- Information given
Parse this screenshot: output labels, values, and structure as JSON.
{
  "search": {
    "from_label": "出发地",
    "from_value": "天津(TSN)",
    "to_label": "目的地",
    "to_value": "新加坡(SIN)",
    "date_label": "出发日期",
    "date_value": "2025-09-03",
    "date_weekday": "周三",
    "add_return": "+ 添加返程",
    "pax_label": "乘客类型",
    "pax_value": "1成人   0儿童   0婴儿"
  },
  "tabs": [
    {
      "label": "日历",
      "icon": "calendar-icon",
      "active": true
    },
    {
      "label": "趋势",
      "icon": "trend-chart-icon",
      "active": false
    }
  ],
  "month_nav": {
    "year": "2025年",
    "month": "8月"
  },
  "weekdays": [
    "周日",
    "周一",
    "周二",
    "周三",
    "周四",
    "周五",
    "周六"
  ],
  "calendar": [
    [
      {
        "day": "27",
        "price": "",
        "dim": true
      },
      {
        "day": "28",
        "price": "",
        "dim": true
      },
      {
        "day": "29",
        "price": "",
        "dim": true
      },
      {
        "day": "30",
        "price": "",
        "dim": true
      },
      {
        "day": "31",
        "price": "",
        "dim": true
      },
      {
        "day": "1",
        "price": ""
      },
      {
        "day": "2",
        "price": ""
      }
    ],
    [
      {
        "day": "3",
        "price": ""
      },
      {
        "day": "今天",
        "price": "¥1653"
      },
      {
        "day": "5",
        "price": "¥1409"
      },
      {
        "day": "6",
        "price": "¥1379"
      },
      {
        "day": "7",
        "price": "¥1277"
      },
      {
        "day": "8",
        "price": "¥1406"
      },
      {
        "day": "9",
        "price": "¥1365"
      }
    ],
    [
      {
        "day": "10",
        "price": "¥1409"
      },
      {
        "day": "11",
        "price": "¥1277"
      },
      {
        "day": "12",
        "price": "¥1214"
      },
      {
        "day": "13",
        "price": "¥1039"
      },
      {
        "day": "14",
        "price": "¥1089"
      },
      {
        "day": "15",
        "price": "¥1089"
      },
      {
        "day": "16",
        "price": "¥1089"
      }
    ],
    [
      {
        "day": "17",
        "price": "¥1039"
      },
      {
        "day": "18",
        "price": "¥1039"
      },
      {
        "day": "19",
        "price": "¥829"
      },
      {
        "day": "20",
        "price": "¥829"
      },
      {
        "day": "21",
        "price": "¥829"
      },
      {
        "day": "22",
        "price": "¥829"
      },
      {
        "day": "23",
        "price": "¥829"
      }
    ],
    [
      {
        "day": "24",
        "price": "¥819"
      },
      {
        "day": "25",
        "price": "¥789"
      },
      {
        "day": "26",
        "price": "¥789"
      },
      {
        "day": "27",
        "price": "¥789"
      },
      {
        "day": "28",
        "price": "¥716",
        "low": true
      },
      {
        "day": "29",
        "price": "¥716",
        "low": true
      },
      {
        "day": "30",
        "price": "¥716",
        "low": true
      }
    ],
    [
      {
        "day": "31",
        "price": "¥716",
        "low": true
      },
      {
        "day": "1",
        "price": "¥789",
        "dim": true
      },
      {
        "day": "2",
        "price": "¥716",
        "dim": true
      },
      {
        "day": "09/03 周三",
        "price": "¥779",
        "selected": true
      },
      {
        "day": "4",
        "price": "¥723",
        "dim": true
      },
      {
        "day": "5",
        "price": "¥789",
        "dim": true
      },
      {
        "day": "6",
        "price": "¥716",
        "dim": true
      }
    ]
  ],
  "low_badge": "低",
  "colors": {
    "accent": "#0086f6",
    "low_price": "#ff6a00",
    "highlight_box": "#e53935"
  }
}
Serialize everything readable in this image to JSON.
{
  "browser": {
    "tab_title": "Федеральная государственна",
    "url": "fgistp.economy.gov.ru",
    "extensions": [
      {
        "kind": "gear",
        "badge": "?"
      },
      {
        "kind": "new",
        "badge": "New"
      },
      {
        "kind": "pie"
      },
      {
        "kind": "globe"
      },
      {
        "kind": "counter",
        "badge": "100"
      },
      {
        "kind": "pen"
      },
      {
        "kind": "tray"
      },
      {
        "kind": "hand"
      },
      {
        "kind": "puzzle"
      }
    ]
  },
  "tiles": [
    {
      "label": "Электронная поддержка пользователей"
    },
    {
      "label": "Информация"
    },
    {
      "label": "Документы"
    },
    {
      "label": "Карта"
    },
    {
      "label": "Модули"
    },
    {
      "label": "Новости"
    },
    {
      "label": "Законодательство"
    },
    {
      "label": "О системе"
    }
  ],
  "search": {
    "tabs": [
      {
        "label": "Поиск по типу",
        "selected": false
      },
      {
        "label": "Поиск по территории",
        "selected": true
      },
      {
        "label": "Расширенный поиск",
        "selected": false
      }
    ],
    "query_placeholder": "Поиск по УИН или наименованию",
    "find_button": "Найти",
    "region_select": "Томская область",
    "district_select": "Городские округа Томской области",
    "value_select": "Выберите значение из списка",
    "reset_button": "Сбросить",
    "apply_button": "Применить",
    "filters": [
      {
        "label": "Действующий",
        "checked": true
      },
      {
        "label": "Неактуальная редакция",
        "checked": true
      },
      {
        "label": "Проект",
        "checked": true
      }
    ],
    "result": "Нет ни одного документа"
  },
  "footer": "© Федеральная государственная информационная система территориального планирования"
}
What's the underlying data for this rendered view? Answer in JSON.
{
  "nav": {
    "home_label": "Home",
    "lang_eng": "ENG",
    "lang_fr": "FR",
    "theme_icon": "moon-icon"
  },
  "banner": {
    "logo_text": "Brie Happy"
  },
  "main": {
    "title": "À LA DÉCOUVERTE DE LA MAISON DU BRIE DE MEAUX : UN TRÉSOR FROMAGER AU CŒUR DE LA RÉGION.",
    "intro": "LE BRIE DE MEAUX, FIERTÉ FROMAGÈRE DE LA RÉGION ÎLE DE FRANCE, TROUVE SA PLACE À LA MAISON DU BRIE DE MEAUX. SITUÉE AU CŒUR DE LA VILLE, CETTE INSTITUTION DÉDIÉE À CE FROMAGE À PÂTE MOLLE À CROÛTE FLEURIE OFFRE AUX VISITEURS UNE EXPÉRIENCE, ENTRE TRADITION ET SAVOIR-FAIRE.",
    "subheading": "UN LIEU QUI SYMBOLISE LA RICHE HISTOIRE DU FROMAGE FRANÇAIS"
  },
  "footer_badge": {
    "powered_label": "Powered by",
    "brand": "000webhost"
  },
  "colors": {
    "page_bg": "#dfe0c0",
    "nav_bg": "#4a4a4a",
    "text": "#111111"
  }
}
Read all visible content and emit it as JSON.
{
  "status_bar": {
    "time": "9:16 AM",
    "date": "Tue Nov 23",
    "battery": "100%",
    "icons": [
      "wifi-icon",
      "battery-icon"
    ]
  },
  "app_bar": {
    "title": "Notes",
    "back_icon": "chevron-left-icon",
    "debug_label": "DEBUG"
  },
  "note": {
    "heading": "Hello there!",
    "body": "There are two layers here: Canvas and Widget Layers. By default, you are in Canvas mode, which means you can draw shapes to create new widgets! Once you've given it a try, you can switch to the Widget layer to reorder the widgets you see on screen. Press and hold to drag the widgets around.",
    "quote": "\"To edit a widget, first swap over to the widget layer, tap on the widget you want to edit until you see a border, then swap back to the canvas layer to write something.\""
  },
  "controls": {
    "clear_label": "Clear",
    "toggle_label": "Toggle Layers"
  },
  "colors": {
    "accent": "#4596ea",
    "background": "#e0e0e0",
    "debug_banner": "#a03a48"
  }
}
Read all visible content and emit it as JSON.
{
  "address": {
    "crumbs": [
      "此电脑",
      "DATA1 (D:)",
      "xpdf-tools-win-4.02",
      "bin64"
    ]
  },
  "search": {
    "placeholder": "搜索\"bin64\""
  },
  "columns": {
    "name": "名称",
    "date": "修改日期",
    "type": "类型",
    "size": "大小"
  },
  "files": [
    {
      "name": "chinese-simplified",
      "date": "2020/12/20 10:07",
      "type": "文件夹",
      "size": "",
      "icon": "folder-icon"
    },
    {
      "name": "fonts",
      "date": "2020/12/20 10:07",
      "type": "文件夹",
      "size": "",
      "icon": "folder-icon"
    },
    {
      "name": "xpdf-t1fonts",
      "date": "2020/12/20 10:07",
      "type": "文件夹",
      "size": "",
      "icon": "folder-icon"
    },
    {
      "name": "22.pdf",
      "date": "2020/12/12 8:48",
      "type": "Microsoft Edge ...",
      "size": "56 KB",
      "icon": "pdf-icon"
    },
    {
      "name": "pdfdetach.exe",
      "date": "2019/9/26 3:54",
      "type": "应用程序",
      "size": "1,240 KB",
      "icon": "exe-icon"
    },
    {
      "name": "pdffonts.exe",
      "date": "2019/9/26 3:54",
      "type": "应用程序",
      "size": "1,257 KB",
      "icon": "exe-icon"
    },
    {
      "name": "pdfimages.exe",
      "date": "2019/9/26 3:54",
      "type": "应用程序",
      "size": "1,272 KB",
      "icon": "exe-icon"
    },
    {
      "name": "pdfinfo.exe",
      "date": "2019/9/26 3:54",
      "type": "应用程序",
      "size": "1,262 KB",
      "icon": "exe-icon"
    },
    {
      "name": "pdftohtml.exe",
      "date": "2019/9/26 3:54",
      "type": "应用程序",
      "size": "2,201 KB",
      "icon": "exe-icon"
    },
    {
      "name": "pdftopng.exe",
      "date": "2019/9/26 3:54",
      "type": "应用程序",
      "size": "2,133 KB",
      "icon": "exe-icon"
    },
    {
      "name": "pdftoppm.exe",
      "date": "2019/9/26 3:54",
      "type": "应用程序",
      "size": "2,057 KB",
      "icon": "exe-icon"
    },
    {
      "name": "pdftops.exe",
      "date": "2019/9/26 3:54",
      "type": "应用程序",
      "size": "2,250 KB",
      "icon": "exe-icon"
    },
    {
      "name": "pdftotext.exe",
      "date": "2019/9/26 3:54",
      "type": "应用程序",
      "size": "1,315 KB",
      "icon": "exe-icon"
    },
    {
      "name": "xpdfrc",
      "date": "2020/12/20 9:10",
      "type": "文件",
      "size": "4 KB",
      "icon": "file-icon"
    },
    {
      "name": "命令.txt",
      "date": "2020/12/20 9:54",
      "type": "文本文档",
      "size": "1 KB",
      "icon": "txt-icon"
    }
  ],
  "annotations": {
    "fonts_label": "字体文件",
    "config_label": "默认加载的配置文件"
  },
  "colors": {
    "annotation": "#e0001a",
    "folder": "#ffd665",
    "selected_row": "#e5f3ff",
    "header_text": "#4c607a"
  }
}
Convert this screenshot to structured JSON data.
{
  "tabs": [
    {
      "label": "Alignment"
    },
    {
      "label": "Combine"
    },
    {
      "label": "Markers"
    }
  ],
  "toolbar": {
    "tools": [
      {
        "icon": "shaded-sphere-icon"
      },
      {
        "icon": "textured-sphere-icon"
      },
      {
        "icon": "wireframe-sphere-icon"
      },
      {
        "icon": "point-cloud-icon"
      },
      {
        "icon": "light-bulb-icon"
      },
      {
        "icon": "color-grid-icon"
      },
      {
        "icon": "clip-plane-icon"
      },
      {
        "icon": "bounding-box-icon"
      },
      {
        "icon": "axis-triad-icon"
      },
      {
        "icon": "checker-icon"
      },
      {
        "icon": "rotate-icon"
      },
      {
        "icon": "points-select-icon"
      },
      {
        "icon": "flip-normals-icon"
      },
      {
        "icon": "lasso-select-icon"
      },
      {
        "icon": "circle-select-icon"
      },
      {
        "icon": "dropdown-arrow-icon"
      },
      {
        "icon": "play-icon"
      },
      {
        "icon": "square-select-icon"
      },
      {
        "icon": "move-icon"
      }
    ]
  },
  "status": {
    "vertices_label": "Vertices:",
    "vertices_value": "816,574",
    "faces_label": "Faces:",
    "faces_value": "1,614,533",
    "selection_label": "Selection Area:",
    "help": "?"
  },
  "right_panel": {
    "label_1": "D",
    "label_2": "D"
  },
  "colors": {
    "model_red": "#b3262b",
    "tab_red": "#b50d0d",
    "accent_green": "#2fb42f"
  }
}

- To do
Show every line from the listing above in which the string "Layers" appears.

- Full output
    "body": "There are two layers here: Canvas and Widget Layers. By default, you are in Canvas mode, which means you can draw shapes to create new widgets! Once you've given it a try, you can switch to the Widget layer to reorder the widgets you see on screen. Press and hold to drag the widgets around.",
    "toggle_label": "Toggle Layers"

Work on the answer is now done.